* start *

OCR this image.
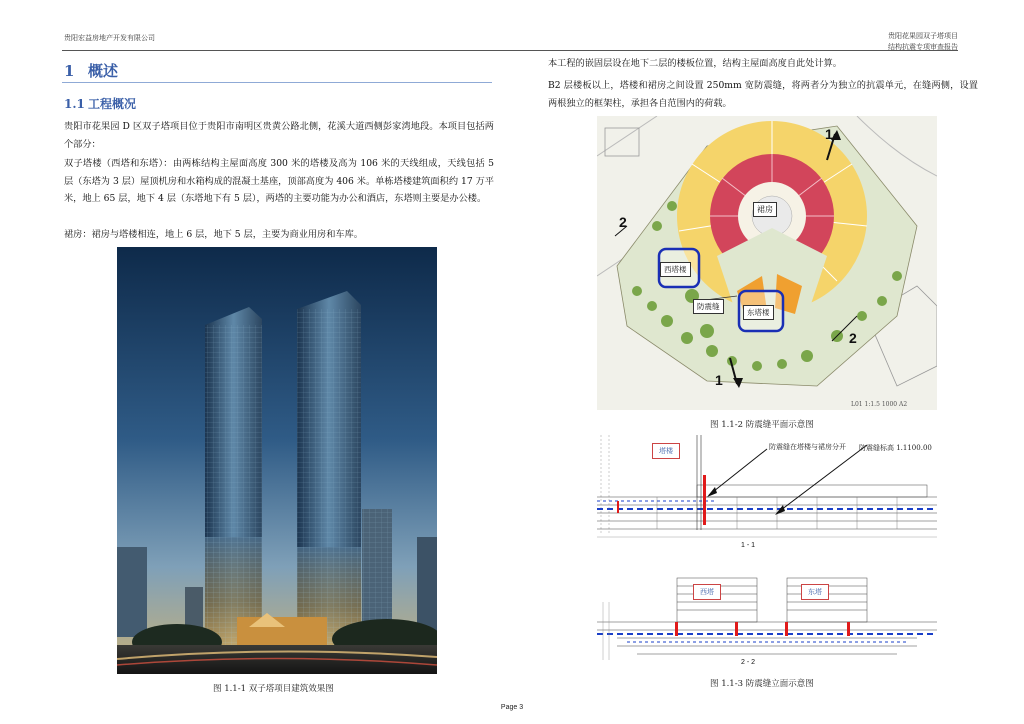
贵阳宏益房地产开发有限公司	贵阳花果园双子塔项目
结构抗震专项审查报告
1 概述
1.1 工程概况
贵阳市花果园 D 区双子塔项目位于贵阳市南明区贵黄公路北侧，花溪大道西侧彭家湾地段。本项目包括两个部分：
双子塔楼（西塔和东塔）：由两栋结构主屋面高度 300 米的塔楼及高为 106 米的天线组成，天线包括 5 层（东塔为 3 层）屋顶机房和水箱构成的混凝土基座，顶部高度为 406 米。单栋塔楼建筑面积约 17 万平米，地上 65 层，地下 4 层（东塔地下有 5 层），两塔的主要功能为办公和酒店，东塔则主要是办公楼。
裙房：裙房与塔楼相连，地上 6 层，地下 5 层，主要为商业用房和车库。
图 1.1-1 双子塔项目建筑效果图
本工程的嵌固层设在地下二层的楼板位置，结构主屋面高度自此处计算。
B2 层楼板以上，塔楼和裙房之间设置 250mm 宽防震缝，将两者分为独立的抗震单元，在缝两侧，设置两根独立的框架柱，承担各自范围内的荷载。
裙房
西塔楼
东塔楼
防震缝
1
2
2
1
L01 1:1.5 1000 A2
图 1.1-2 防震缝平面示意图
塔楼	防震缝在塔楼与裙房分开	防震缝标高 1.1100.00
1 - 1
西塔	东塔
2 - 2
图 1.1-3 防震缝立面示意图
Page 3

* end *

*WHAT THE EXERCISE ASKS:* The records above need to be given again exactly. Omit the pictures.

*RESPONSE TO THE TASK:*
OCR this image.
贵阳宏益房地产开发有限公司	贵阳花果园双子塔项目
结构抗震专项审查报告
1 概述
1.1 工程概况
贵阳市花果园 D 区双子塔项目位于贵阳市南明区贵黄公路北侧，花溪大道西侧彭家湾地段。本项目包括两个部分：
双子塔楼（西塔和东塔）：由两栋结构主屋面高度 300 米的塔楼及高为 106 米的天线组成，天线包括 5 层（东塔为 3 层）屋顶机房和水箱构成的混凝土基座，顶部高度为 406 米。单栋塔楼建筑面积约 17 万平米，地上 65 层，地下 4 层（东塔地下有 5 层），两塔的主要功能为办公和酒店，东塔则主要是办公楼。
裙房：裙房与塔楼相连，地上 6 层，地下 5 层，主要为商业用房和车库。
图 1.1-1 双子塔项目建筑效果图
本工程的嵌固层设在地下二层的楼板位置，结构主屋面高度自此处计算。
B2 层楼板以上，塔楼和裙房之间设置 250mm 宽防震缝，将两者分为独立的抗震单元，在缝两侧，设置两根独立的框架柱，承担各自范围内的荷载。
裙房
西塔楼
东塔楼
防震缝
1
2
2
1
L01 1:1.5 1000 A2
图 1.1-2 防震缝平面示意图
塔楼	防震缝在塔楼与裙房分开	防震缝标高 1.1100.00
1 - 1
西塔	东塔
2 - 2
图 1.1-3 防震缝立面示意图
Page 3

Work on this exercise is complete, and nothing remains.